*Records from a data collection*
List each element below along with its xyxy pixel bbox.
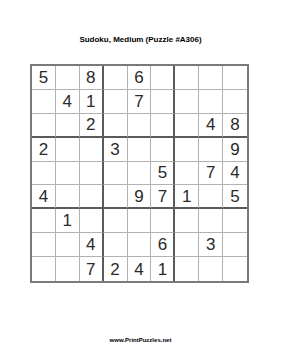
sudoku-cell-r5c6: 5 xyxy=(151,162,175,186)
sudoku-cell-r9c7 xyxy=(175,257,199,281)
sudoku-cell-r5c3 xyxy=(80,162,104,186)
sudoku-cell-r3c4 xyxy=(104,114,128,138)
sudoku-cell-r8c2 xyxy=(56,233,80,257)
sudoku-cell-r1c9 xyxy=(223,66,247,90)
sudoku-cell-r8c9 xyxy=(223,233,247,257)
sudoku-cell-r9c2 xyxy=(56,257,80,281)
sudoku-cell-r4c8 xyxy=(199,138,223,162)
sudoku-cell-r7c7 xyxy=(175,209,199,233)
sudoku-cell-r7c4 xyxy=(104,209,128,233)
puzzle-title: Sudoku, Medium (Puzzle #A306) xyxy=(0,35,281,44)
sudoku-cell-r4c6 xyxy=(151,138,175,162)
sudoku-cell-r8c1 xyxy=(32,233,56,257)
sudoku-cell-r3c9: 8 xyxy=(223,114,247,138)
sudoku-cell-r4c3 xyxy=(80,138,104,162)
sudoku-cell-r8c7 xyxy=(175,233,199,257)
sudoku-cell-r2c8 xyxy=(199,90,223,114)
sudoku-cell-r6c6: 7 xyxy=(151,185,175,209)
sudoku-cell-r2c4 xyxy=(104,90,128,114)
sudoku-cell-r2c9 xyxy=(223,90,247,114)
sudoku-cell-r6c1: 4 xyxy=(32,185,56,209)
sudoku-cell-r9c5: 4 xyxy=(128,257,152,281)
sudoku-cell-r7c9 xyxy=(223,209,247,233)
sudoku-cell-r7c5 xyxy=(128,209,152,233)
sudoku-cell-r3c8: 4 xyxy=(199,114,223,138)
sudoku-cell-r2c5: 7 xyxy=(128,90,152,114)
sudoku-cell-r1c5: 6 xyxy=(128,66,152,90)
sudoku-cell-r1c6 xyxy=(151,66,175,90)
sudoku-cell-r2c7 xyxy=(175,90,199,114)
sudoku-cell-r3c7 xyxy=(175,114,199,138)
sudoku-cell-r5c7 xyxy=(175,162,199,186)
sudoku-cell-r7c8 xyxy=(199,209,223,233)
sudoku-cell-r3c6 xyxy=(151,114,175,138)
sudoku-cell-r4c7 xyxy=(175,138,199,162)
sudoku-cell-r1c1: 5 xyxy=(32,66,56,90)
sudoku-cell-r1c4 xyxy=(104,66,128,90)
sudoku-cell-r2c3: 1 xyxy=(80,90,104,114)
sudoku-cell-r6c8 xyxy=(199,185,223,209)
sudoku-cell-r6c2 xyxy=(56,185,80,209)
sudoku-cell-r5c8: 7 xyxy=(199,162,223,186)
sudoku-cell-r8c6: 6 xyxy=(151,233,175,257)
sudoku-cell-r7c1 xyxy=(32,209,56,233)
sudoku-cell-r8c3: 4 xyxy=(80,233,104,257)
sudoku-cell-r9c3: 7 xyxy=(80,257,104,281)
sudoku-cell-r5c5 xyxy=(128,162,152,186)
sudoku-cell-r3c5 xyxy=(128,114,152,138)
sudoku-cell-r5c1 xyxy=(32,162,56,186)
sudoku-cell-r6c4 xyxy=(104,185,128,209)
sudoku-cell-r4c9: 9 xyxy=(223,138,247,162)
sudoku-cell-r1c7 xyxy=(175,66,199,90)
sudoku-cell-r9c9 xyxy=(223,257,247,281)
sudoku-cell-r1c2 xyxy=(56,66,80,90)
sudoku-cell-r6c9: 5 xyxy=(223,185,247,209)
sudoku-cell-r4c1: 2 xyxy=(32,138,56,162)
sudoku-cell-r3c3: 2 xyxy=(80,114,104,138)
sudoku-cell-r8c5 xyxy=(128,233,152,257)
sudoku-cell-r4c2 xyxy=(56,138,80,162)
sudoku-cell-r7c3 xyxy=(80,209,104,233)
sudoku-cell-r6c5: 9 xyxy=(128,185,152,209)
sudoku-cell-r6c3 xyxy=(80,185,104,209)
sudoku-cell-r9c6: 1 xyxy=(151,257,175,281)
sudoku-cell-r9c8 xyxy=(199,257,223,281)
sudoku-cell-r7c2: 1 xyxy=(56,209,80,233)
sudoku-cell-r9c1 xyxy=(32,257,56,281)
footer-url: www.PrintPuzzles.net xyxy=(0,337,281,343)
sudoku-cell-r5c4 xyxy=(104,162,128,186)
sudoku-cell-r1c3: 8 xyxy=(80,66,104,90)
sudoku-cell-r5c9: 4 xyxy=(223,162,247,186)
sudoku-cell-r9c4: 2 xyxy=(104,257,128,281)
sudoku-cell-r6c7: 1 xyxy=(175,185,199,209)
sudoku-cell-r2c2: 4 xyxy=(56,90,80,114)
sudoku-cell-r1c8 xyxy=(199,66,223,90)
sudoku-cell-r8c4 xyxy=(104,233,128,257)
sudoku-cell-r8c8: 3 xyxy=(199,233,223,257)
sudoku-board: 5864172482395744971514637241 xyxy=(30,64,249,283)
sudoku-cell-r3c2 xyxy=(56,114,80,138)
sudoku-cell-r2c6 xyxy=(151,90,175,114)
page: Sudoku, Medium (Puzzle #A306) 5864172482… xyxy=(0,0,281,363)
sudoku-cell-r5c2 xyxy=(56,162,80,186)
sudoku-cell-r4c4: 3 xyxy=(104,138,128,162)
sudoku-cell-r3c1 xyxy=(32,114,56,138)
sudoku-cell-r2c1 xyxy=(32,90,56,114)
sudoku-cell-r7c6 xyxy=(151,209,175,233)
sudoku-cell-r4c5 xyxy=(128,138,152,162)
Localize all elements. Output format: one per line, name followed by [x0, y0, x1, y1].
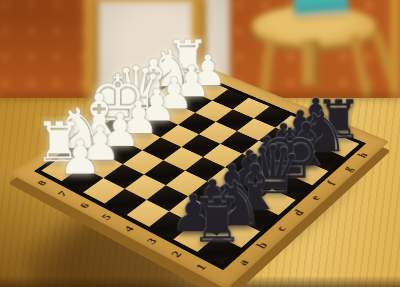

*EXERCISE AIM*
Can you recast every line of the listing above as a numbered list, skipping blank lines and leaving the pictures out?

*RESULT OF THIS TASK*
1. List each element below along with its xyxy pixel bbox.
2. sudoku-cell-r5c6: 5 xyxy=(151,162,175,186)
3. sudoku-cell-r9c7 xyxy=(175,257,199,281)
4. sudoku-cell-r5c3 xyxy=(80,162,104,186)
5. sudoku-cell-r3c4 xyxy=(104,114,128,138)
6. sudoku-cell-r8c2 xyxy=(56,233,80,257)
7. sudoku-cell-r1c9 xyxy=(223,66,247,90)
8. sudoku-cell-r8c9 xyxy=(223,233,247,257)
9. sudoku-cell-r9c2 xyxy=(56,257,80,281)
10. sudoku-cell-r4c8 xyxy=(199,138,223,162)
11. sudoku-cell-r7c7 xyxy=(175,209,199,233)
12. sudoku-cell-r7c4 xyxy=(104,209,128,233)
13. puzzle-title: Sudoku, Medium (Puzzle #A306) xyxy=(0,35,281,44)
14. sudoku-cell-r4c6 xyxy=(151,138,175,162)
15. sudoku-cell-r8c1 xyxy=(32,233,56,257)
16. sudoku-cell-r3c9: 8 xyxy=(223,114,247,138)
17. sudoku-cell-r4c3 xyxy=(80,138,104,162)
18. sudoku-cell-r8c7 xyxy=(175,233,199,257)
19. sudoku-cell-r2c8 xyxy=(199,90,223,114)
20. sudoku-cell-r6c6: 7 xyxy=(151,185,175,209)
21. sudoku-cell-r2c4 xyxy=(104,90,128,114)
22. sudoku-cell-r2c9 xyxy=(223,90,247,114)
23. sudoku-cell-r6c1: 4 xyxy=(32,185,56,209)
24. sudoku-cell-r9c5: 4 xyxy=(128,257,152,281)
25. sudoku-cell-r7c9 xyxy=(223,209,247,233)
26. sudoku-cell-r7c5 xyxy=(128,209,152,233)
27. sudoku-cell-r3c8: 4 xyxy=(199,114,223,138)
28. sudoku-cell-r2c5: 7 xyxy=(128,90,152,114)
29. sudoku-cell-r1c5: 6 xyxy=(128,66,152,90)
30. sudoku-cell-r1c6 xyxy=(151,66,175,90)
31. sudoku-cell-r2c7 xyxy=(175,90,199,114)
32. sudoku-cell-r3c7 xyxy=(175,114,199,138)
33. sudoku-cell-r5c7 xyxy=(175,162,199,186)
34. sudoku-cell-r7c8 xyxy=(199,209,223,233)
35. sudoku-cell-r3c6 xyxy=(151,114,175,138)
36. sudoku-cell-r4c7 xyxy=(175,138,199,162)
37. sudoku-cell-r1c1: 5 xyxy=(32,66,56,90)
38. sudoku-cell-r1c4 xyxy=(104,66,128,90)
39. sudoku-cell-r2c3: 1 xyxy=(80,90,104,114)
40. sudoku-cell-r6c8 xyxy=(199,185,223,209)
41. sudoku-cell-r6c2 xyxy=(56,185,80,209)
42. sudoku-cell-r5c8: 7 xyxy=(199,162,223,186)
43. sudoku-cell-r8c6: 6 xyxy=(151,233,175,257)
44. sudoku-cell-r7c1 xyxy=(32,209,56,233)
45. sudoku-cell-r8c3: 4 xyxy=(80,233,104,257)
46. sudoku-cell-r9c3: 7 xyxy=(80,257,104,281)
47. sudoku-cell-r5c5 xyxy=(128,162,152,186)
48. sudoku-cell-r3c5 xyxy=(128,114,152,138)
49. sudoku-cell-r5c1 xyxy=(32,162,56,186)
50. sudoku-cell-r6c4 xyxy=(104,185,128,209)
51. sudoku-cell-r4c9: 9 xyxy=(223,138,247,162)
52. sudoku-cell-r1c7 xyxy=(175,66,199,90)
53. sudoku-cell-r9c9 xyxy=(223,257,247,281)
54. sudoku-cell-r1c2 xyxy=(56,66,80,90)
55. sudoku-cell-r6c9: 5 xyxy=(223,185,247,209)
56. sudoku-cell-r4c1: 2 xyxy=(32,138,56,162)
57. sudoku-cell-r3c3: 2 xyxy=(80,114,104,138)
58. sudoku-cell-r8c5 xyxy=(128,233,152,257)
59. sudoku-cell-r4c2 xyxy=(56,138,80,162)
60. sudoku-cell-r7c3 xyxy=(80,209,104,233)
61. sudoku-cell-r6c5: 9 xyxy=(128,185,152,209)
62. sudoku-cell-r6c3 xyxy=(80,185,104,209)
63. sudoku-cell-r9c6: 1 xyxy=(151,257,175,281)
64. sudoku-cell-r9c8 xyxy=(199,257,223,281)
65. sudoku-cell-r7c2: 1 xyxy=(56,209,80,233)
66. sudoku-cell-r9c1 xyxy=(32,257,56,281)
67. footer-url: www.PrintPuzzles.net xyxy=(0,337,281,343)
68. sudoku-cell-r5c4 xyxy=(104,162,128,186)
69. sudoku-cell-r1c3: 8 xyxy=(80,66,104,90)
70. sudoku-cell-r5c9: 4 xyxy=(223,162,247,186)
71. sudoku-cell-r9c4: 2 xyxy=(104,257,128,281)
72. sudoku-cell-r6c7: 1 xyxy=(175,185,199,209)
73. sudoku-cell-r2c2: 4 xyxy=(56,90,80,114)
74. sudoku-cell-r1c8 xyxy=(199,66,223,90)
75. sudoku-cell-r8c4 xyxy=(104,233,128,257)
76. sudoku-cell-r8c8: 3 xyxy=(199,233,223,257)
77. sudoku-board: 5864172482395744971514637241 xyxy=(30,64,249,283)
78. sudoku-cell-r3c2 xyxy=(56,114,80,138)
79. sudoku-cell-r2c6 xyxy=(151,90,175,114)
80. page: Sudoku, Medium (Puzzle #A306) 5864172482… xyxy=(0,0,281,363)
81. sudoku-cell-r5c2 xyxy=(56,162,80,186)
82. sudoku-cell-r4c4: 3 xyxy=(104,138,128,162)
83. sudoku-cell-r3c1 xyxy=(32,114,56,138)
84. sudoku-cell-r2c1 xyxy=(32,90,56,114)
85. sudoku-cell-r7c6 xyxy=(151,209,175,233)
86. sudoku-cell-r4c5 xyxy=(128,138,152,162)
87. Localize all elements. Output format: one per line, name followed by [x0, y0, x1, y1].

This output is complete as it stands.